(Data entries for graphics)
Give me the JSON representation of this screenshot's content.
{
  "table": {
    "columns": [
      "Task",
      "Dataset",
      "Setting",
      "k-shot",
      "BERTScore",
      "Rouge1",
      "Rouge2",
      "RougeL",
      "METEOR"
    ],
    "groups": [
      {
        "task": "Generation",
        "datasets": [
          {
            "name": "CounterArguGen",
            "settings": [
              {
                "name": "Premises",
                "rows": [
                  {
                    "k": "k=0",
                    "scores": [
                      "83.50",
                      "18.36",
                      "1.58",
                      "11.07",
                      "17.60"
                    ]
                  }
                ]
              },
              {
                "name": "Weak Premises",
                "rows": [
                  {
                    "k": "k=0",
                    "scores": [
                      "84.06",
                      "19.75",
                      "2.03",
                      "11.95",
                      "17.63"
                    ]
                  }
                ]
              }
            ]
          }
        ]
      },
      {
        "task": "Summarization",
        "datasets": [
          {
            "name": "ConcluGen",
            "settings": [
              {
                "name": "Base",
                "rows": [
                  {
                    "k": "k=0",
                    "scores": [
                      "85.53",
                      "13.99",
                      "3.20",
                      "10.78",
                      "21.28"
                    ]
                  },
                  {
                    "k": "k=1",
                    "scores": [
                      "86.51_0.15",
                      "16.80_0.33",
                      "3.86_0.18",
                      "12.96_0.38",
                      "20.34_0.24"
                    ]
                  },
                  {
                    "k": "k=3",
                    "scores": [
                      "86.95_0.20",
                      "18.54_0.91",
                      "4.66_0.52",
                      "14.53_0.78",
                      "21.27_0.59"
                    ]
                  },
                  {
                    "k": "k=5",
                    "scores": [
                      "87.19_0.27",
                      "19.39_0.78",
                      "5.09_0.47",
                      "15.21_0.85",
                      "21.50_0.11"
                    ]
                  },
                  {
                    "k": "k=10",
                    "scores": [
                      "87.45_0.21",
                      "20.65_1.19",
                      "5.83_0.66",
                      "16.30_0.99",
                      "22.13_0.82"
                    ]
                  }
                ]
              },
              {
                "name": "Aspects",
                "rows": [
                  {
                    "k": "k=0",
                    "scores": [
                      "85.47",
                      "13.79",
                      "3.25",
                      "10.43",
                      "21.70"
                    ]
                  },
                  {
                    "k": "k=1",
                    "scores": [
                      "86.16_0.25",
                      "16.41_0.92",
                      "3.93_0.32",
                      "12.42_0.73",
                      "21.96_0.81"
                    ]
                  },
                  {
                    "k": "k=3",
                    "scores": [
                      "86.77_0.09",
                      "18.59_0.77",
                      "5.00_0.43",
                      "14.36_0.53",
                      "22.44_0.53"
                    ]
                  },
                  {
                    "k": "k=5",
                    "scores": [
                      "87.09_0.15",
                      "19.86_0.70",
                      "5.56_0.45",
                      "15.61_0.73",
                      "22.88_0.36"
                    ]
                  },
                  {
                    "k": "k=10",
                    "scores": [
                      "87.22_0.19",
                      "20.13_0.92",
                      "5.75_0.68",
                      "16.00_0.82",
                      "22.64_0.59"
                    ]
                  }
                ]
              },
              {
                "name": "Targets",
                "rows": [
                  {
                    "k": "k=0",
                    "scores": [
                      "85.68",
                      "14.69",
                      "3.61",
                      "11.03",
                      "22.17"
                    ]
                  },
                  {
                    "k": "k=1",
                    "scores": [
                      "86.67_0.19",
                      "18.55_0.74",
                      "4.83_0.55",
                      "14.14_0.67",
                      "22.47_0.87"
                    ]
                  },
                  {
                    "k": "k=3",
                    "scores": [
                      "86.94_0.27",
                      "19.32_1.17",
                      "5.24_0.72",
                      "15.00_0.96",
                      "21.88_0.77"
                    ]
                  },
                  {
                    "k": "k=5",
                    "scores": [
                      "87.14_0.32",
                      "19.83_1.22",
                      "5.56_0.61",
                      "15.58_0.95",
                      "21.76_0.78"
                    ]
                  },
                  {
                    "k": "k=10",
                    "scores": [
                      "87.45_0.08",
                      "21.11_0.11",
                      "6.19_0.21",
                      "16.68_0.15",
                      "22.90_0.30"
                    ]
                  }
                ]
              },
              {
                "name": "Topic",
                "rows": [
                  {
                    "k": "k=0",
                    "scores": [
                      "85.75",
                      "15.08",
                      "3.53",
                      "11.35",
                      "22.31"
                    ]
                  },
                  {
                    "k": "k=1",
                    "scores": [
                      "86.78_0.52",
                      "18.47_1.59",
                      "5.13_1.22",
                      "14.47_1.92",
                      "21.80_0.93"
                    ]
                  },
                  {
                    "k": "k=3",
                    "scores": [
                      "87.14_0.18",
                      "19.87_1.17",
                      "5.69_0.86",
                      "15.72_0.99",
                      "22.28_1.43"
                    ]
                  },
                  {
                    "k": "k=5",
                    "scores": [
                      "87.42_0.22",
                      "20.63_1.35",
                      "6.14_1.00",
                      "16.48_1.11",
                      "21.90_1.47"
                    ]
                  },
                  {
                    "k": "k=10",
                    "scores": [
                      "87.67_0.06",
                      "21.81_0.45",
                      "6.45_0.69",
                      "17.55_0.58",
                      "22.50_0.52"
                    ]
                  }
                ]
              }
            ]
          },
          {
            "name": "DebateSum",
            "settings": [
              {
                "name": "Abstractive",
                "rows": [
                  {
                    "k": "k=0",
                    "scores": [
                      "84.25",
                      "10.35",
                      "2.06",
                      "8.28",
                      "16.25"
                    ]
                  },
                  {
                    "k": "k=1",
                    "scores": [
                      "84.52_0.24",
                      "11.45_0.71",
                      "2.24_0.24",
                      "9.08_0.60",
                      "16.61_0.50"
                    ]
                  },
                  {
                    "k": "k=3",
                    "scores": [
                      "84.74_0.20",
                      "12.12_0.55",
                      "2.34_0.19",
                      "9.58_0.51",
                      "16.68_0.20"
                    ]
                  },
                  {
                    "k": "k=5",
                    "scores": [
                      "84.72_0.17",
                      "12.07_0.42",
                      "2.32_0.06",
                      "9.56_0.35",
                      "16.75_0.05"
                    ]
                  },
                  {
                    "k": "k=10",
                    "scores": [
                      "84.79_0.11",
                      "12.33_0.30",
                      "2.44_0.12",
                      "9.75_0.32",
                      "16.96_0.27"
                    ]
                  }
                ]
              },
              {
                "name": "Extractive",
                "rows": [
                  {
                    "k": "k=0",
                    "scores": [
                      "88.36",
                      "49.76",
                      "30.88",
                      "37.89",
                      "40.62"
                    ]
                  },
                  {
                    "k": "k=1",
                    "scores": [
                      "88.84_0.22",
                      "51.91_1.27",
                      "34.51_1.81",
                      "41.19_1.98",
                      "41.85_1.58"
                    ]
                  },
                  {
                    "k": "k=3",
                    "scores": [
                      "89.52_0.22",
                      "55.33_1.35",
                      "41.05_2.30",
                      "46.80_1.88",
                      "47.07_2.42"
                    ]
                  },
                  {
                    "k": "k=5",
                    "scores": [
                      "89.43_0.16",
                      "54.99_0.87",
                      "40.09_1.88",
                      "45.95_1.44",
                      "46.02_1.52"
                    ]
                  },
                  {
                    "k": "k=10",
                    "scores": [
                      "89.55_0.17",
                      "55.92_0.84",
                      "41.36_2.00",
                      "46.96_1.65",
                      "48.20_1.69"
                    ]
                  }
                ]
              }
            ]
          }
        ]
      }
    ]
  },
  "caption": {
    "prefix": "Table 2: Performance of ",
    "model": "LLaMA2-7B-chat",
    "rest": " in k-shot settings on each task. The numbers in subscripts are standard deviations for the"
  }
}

* **WHAT YOU WILL DO**
Repeat the material from above exactly, word for word.

* **RESULT OF THE TASK**
Give me the JSON representation of this screenshot's content.
{
  "table": {
    "columns": [
      "Task",
      "Dataset",
      "Setting",
      "k-shot",
      "BERTScore",
      "Rouge1",
      "Rouge2",
      "RougeL",
      "METEOR"
    ],
    "groups": [
      {
        "task": "Generation",
        "datasets": [
          {
            "name": "CounterArguGen",
            "settings": [
              {
                "name": "Premises",
                "rows": [
                  {
                    "k": "k=0",
                    "scores": [
                      "83.50",
                      "18.36",
                      "1.58",
                      "11.07",
                      "17.60"
                    ]
                  }
                ]
              },
              {
                "name": "Weak Premises",
                "rows": [
                  {
                    "k": "k=0",
                    "scores": [
                      "84.06",
                      "19.75",
                      "2.03",
                      "11.95",
                      "17.63"
                    ]
                  }
                ]
              }
            ]
          }
        ]
      },
      {
        "task": "Summarization",
        "datasets": [
          {
            "name": "ConcluGen",
            "settings": [
              {
                "name": "Base",
                "rows": [
                  {
                    "k": "k=0",
                    "scores": [
                      "85.53",
                      "13.99",
                      "3.20",
                      "10.78",
                      "21.28"
                    ]
                  },
                  {
                    "k": "k=1",
                    "scores": [
                      "86.51_0.15",
                      "16.80_0.33",
                      "3.86_0.18",
                      "12.96_0.38",
                      "20.34_0.24"
                    ]
                  },
                  {
                    "k": "k=3",
                    "scores": [
                      "86.95_0.20",
                      "18.54_0.91",
                      "4.66_0.52",
                      "14.53_0.78",
                      "21.27_0.59"
                    ]
                  },
                  {
                    "k": "k=5",
                    "scores": [
                      "87.19_0.27",
                      "19.39_0.78",
                      "5.09_0.47",
                      "15.21_0.85",
                      "21.50_0.11"
                    ]
                  },
                  {
                    "k": "k=10",
                    "scores": [
                      "87.45_0.21",
                      "20.65_1.19",
                      "5.83_0.66",
                      "16.30_0.99",
                      "22.13_0.82"
                    ]
                  }
                ]
              },
              {
                "name": "Aspects",
                "rows": [
                  {
                    "k": "k=0",
                    "scores": [
                      "85.47",
                      "13.79",
                      "3.25",
                      "10.43",
                      "21.70"
                    ]
                  },
                  {
                    "k": "k=1",
                    "scores": [
                      "86.16_0.25",
                      "16.41_0.92",
                      "3.93_0.32",
                      "12.42_0.73",
                      "21.96_0.81"
                    ]
                  },
                  {
                    "k": "k=3",
                    "scores": [
                      "86.77_0.09",
                      "18.59_0.77",
                      "5.00_0.43",
                      "14.36_0.53",
                      "22.44_0.53"
                    ]
                  },
                  {
                    "k": "k=5",
                    "scores": [
                      "87.09_0.15",
                      "19.86_0.70",
                      "5.56_0.45",
                      "15.61_0.73",
                      "22.88_0.36"
                    ]
                  },
                  {
                    "k": "k=10",
                    "scores": [
                      "87.22_0.19",
                      "20.13_0.92",
                      "5.75_0.68",
                      "16.00_0.82",
                      "22.64_0.59"
                    ]
                  }
                ]
              },
              {
                "name": "Targets",
                "rows": [
                  {
                    "k": "k=0",
                    "scores": [
                      "85.68",
                      "14.69",
                      "3.61",
                      "11.03",
                      "22.17"
                    ]
                  },
                  {
                    "k": "k=1",
                    "scores": [
                      "86.67_0.19",
                      "18.55_0.74",
                      "4.83_0.55",
                      "14.14_0.67",
                      "22.47_0.87"
                    ]
                  },
                  {
                    "k": "k=3",
                    "scores": [
                      "86.94_0.27",
                      "19.32_1.17",
                      "5.24_0.72",
                      "15.00_0.96",
                      "21.88_0.77"
                    ]
                  },
                  {
                    "k": "k=5",
                    "scores": [
                      "87.14_0.32",
                      "19.83_1.22",
                      "5.56_0.61",
                      "15.58_0.95",
                      "21.76_0.78"
                    ]
                  },
                  {
                    "k": "k=10",
                    "scores": [
                      "87.45_0.08",
                      "21.11_0.11",
                      "6.19_0.21",
                      "16.68_0.15",
                      "22.90_0.30"
                    ]
                  }
                ]
              },
              {
                "name": "Topic",
                "rows": [
                  {
                    "k": "k=0",
                    "scores": [
                      "85.75",
                      "15.08",
                      "3.53",
                      "11.35",
                      "22.31"
                    ]
                  },
                  {
                    "k": "k=1",
                    "scores": [
                      "86.78_0.52",
                      "18.47_1.59",
                      "5.13_1.22",
                      "14.47_1.92",
                      "21.80_0.93"
                    ]
                  },
                  {
                    "k": "k=3",
                    "scores": [
                      "87.14_0.18",
                      "19.87_1.17",
                      "5.69_0.86",
                      "15.72_0.99",
                      "22.28_1.43"
                    ]
                  },
                  {
                    "k": "k=5",
                    "scores": [
                      "87.42_0.22",
                      "20.63_1.35",
                      "6.14_1.00",
                      "16.48_1.11",
                      "21.90_1.47"
                    ]
                  },
                  {
                    "k": "k=10",
                    "scores": [
                      "87.67_0.06",
                      "21.81_0.45",
                      "6.45_0.69",
                      "17.55_0.58",
                      "22.50_0.52"
                    ]
                  }
                ]
              }
            ]
          },
          {
            "name": "DebateSum",
            "settings": [
              {
                "name": "Abstractive",
                "rows": [
                  {
                    "k": "k=0",
                    "scores": [
                      "84.25",
                      "10.35",
                      "2.06",
                      "8.28",
                      "16.25"
                    ]
                  },
                  {
                    "k": "k=1",
                    "scores": [
                      "84.52_0.24",
                      "11.45_0.71",
                      "2.24_0.24",
                      "9.08_0.60",
                      "16.61_0.50"
                    ]
                  },
                  {
                    "k": "k=3",
                    "scores": [
                      "84.74_0.20",
                      "12.12_0.55",
                      "2.34_0.19",
                      "9.58_0.51",
                      "16.68_0.20"
                    ]
                  },
                  {
                    "k": "k=5",
                    "scores": [
                      "84.72_0.17",
                      "12.07_0.42",
                      "2.32_0.06",
                      "9.56_0.35",
                      "16.75_0.05"
                    ]
                  },
                  {
                    "k": "k=10",
                    "scores": [
                      "84.79_0.11",
                      "12.33_0.30",
                      "2.44_0.12",
                      "9.75_0.32",
                      "16.96_0.27"
                    ]
                  }
                ]
              },
              {
                "name": "Extractive",
                "rows": [
                  {
                    "k": "k=0",
                    "scores": [
                      "88.36",
                      "49.76",
                      "30.88",
                      "37.89",
                      "40.62"
                    ]
                  },
                  {
                    "k": "k=1",
                    "scores": [
                      "88.84_0.22",
                      "51.91_1.27",
                      "34.51_1.81",
                      "41.19_1.98",
                      "41.85_1.58"
                    ]
                  },
                  {
                    "k": "k=3",
                    "scores": [
                      "89.52_0.22",
                      "55.33_1.35",
                      "41.05_2.30",
                      "46.80_1.88",
                      "47.07_2.42"
                    ]
                  },
                  {
                    "k": "k=5",
                    "scores": [
                      "89.43_0.16",
                      "54.99_0.87",
                      "40.09_1.88",
                      "45.95_1.44",
                      "46.02_1.52"
                    ]
                  },
                  {
                    "k": "k=10",
                    "scores": [
                      "89.55_0.17",
                      "55.92_0.84",
                      "41.36_2.00",
                      "46.96_1.65",
                      "48.20_1.69"
                    ]
                  }
                ]
              }
            ]
          }
        ]
      }
    ]
  },
  "caption": {
    "prefix": "Table 2: Performance of ",
    "model": "LLaMA2-7B-chat",
    "rest": " in k-shot settings on each task. The numbers in subscripts are standard deviations for the"
  }
}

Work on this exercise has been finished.